* _Records for this exercise_:
[START]
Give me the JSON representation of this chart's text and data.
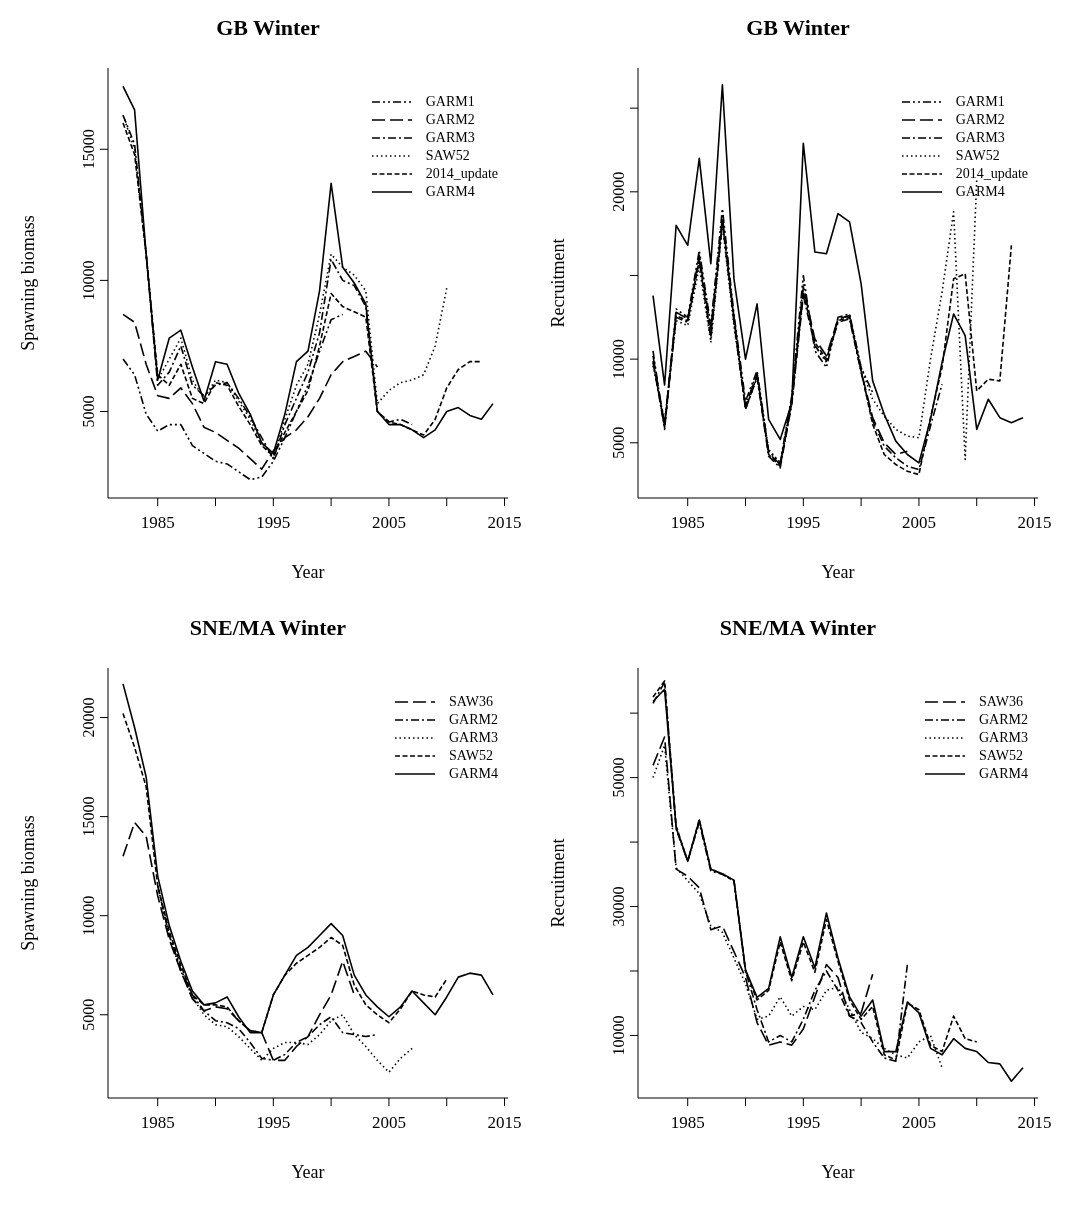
[END]
[START]
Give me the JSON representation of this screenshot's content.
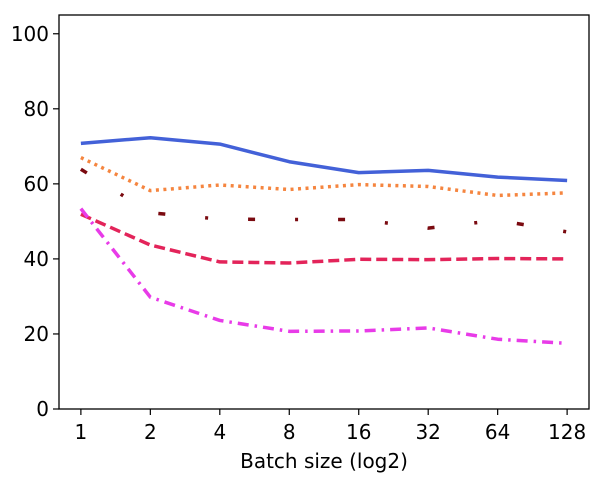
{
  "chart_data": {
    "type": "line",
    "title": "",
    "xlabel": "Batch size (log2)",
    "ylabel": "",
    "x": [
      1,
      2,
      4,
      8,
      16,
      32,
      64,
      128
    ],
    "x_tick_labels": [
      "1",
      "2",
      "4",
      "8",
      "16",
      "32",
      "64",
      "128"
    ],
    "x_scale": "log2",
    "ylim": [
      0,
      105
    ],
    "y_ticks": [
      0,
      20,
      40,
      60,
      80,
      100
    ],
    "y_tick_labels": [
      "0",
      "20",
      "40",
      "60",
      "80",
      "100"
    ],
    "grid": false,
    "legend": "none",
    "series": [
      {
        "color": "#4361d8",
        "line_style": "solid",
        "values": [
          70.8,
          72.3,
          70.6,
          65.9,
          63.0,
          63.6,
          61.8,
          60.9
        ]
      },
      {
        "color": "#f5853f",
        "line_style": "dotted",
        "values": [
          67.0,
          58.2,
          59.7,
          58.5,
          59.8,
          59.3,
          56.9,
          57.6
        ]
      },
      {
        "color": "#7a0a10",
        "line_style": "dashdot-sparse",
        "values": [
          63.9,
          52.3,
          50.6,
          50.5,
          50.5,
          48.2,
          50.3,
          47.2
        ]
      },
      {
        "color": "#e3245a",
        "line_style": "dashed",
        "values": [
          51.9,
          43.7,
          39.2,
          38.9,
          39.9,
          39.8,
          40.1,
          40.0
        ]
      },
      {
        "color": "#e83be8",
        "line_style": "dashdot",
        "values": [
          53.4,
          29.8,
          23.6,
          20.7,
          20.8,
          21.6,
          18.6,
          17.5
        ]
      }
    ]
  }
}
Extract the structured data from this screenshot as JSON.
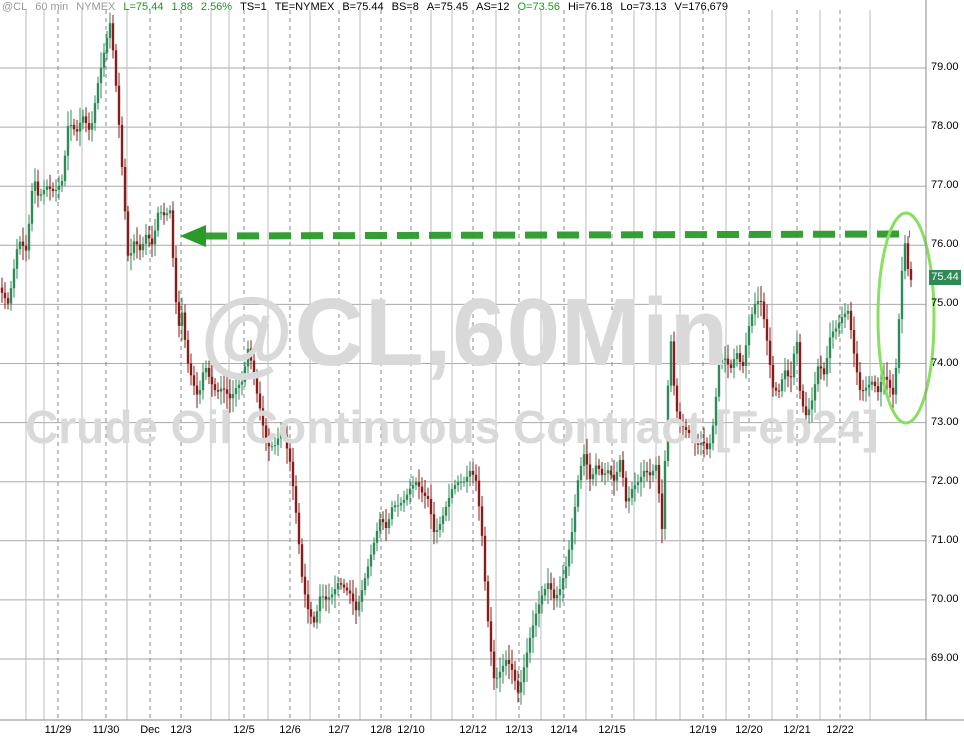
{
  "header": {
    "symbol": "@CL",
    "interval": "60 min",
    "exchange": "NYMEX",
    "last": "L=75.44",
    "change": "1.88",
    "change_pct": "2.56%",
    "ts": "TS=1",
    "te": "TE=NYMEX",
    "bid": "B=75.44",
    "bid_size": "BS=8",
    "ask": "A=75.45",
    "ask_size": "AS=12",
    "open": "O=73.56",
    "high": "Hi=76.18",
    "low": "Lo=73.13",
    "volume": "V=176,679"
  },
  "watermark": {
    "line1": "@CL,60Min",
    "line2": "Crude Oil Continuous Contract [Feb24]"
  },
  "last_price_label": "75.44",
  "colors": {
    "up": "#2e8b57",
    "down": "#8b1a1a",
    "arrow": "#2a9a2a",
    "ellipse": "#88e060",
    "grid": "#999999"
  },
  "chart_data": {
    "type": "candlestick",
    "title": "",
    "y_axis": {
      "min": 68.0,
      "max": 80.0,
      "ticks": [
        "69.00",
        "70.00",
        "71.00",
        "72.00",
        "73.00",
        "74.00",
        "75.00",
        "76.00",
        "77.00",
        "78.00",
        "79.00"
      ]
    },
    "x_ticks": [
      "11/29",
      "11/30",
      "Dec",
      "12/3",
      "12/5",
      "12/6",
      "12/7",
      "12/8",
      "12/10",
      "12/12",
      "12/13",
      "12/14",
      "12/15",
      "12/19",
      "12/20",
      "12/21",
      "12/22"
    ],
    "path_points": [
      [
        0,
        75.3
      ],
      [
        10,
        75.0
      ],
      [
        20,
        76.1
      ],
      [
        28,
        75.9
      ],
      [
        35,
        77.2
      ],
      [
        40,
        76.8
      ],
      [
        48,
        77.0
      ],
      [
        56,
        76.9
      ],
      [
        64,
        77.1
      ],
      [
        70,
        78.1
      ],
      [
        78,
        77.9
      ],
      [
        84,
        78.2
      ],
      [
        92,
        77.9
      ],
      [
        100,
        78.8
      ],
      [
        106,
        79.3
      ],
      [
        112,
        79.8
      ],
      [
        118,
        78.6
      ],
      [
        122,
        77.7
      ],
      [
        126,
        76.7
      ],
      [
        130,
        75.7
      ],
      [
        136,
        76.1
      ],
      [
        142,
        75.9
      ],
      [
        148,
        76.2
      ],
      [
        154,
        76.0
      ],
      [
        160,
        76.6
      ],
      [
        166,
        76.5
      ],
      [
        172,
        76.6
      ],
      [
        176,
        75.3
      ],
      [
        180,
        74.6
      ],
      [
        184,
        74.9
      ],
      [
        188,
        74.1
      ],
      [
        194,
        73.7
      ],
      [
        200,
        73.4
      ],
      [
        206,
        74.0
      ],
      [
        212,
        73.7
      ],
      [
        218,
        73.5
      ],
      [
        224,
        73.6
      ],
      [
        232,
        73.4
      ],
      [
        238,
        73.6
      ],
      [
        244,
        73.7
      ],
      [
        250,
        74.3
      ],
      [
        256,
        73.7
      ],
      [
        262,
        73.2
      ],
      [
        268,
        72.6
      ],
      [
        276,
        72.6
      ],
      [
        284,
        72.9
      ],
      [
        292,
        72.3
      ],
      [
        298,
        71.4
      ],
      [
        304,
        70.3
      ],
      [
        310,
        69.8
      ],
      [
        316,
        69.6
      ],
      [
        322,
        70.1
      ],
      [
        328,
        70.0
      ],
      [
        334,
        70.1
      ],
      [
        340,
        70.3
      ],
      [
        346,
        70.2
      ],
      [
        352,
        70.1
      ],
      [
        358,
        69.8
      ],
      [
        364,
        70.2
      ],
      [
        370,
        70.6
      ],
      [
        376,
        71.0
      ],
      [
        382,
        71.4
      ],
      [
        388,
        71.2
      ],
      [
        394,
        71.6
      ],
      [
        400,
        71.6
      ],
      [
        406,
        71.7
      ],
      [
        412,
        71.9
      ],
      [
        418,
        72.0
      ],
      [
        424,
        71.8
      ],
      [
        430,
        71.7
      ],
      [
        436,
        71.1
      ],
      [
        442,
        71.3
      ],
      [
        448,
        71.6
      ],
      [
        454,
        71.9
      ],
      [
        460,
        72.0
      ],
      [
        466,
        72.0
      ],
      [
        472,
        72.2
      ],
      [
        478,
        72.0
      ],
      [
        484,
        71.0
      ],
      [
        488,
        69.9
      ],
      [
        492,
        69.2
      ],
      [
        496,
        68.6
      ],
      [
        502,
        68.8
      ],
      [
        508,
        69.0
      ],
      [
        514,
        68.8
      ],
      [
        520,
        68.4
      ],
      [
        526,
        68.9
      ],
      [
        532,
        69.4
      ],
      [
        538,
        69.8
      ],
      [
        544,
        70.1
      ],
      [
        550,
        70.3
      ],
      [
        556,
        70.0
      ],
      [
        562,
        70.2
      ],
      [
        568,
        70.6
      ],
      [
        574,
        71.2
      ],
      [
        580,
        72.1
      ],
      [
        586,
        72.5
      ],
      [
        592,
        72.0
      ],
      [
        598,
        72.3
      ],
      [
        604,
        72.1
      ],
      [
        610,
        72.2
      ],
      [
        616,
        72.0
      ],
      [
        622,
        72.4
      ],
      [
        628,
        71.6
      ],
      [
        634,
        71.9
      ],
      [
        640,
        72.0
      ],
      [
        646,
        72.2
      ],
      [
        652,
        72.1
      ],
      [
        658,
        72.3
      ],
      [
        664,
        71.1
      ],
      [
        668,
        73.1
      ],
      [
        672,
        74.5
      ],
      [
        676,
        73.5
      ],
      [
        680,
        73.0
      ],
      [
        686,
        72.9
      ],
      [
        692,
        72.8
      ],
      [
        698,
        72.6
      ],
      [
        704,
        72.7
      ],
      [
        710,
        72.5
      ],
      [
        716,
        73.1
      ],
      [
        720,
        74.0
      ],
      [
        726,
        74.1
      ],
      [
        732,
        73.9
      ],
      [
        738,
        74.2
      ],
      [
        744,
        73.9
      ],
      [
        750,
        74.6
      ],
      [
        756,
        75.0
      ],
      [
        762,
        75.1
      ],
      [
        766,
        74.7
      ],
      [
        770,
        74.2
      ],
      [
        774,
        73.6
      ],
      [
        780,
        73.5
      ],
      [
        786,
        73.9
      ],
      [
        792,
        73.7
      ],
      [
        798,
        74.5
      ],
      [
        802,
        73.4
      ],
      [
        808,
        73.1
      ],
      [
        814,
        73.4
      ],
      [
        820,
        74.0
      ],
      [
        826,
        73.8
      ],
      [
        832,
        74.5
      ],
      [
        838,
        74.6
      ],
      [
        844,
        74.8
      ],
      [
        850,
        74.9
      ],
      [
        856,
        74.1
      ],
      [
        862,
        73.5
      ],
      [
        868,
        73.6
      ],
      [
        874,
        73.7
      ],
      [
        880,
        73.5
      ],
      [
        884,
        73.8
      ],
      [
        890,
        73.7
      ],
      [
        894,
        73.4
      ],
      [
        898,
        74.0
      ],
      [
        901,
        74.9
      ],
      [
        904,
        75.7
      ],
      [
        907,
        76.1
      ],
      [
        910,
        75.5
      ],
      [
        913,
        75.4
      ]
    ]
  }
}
[END]
[START]
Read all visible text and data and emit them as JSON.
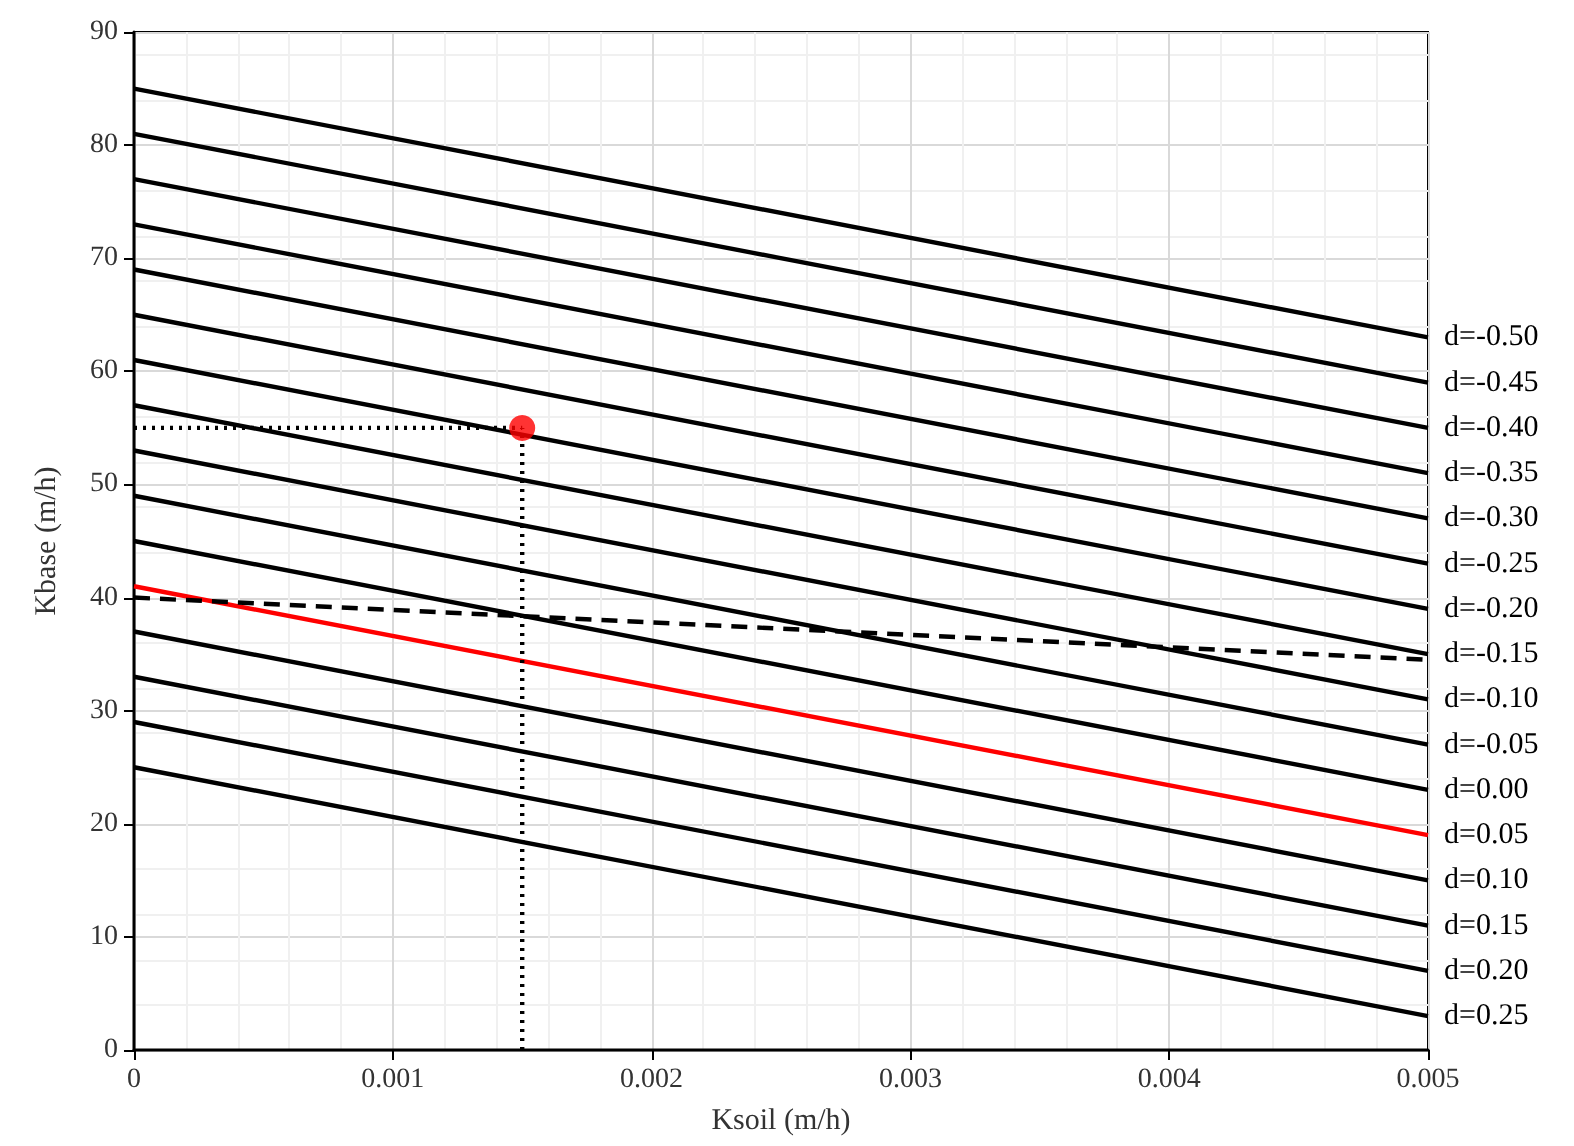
[END]
* _Written instruction_: List all lines in the material containing the string "text".

* _Result for this task_:
Give me the JSON representation of this chart's text and data.
Read all visible text and data and emit them as JSON.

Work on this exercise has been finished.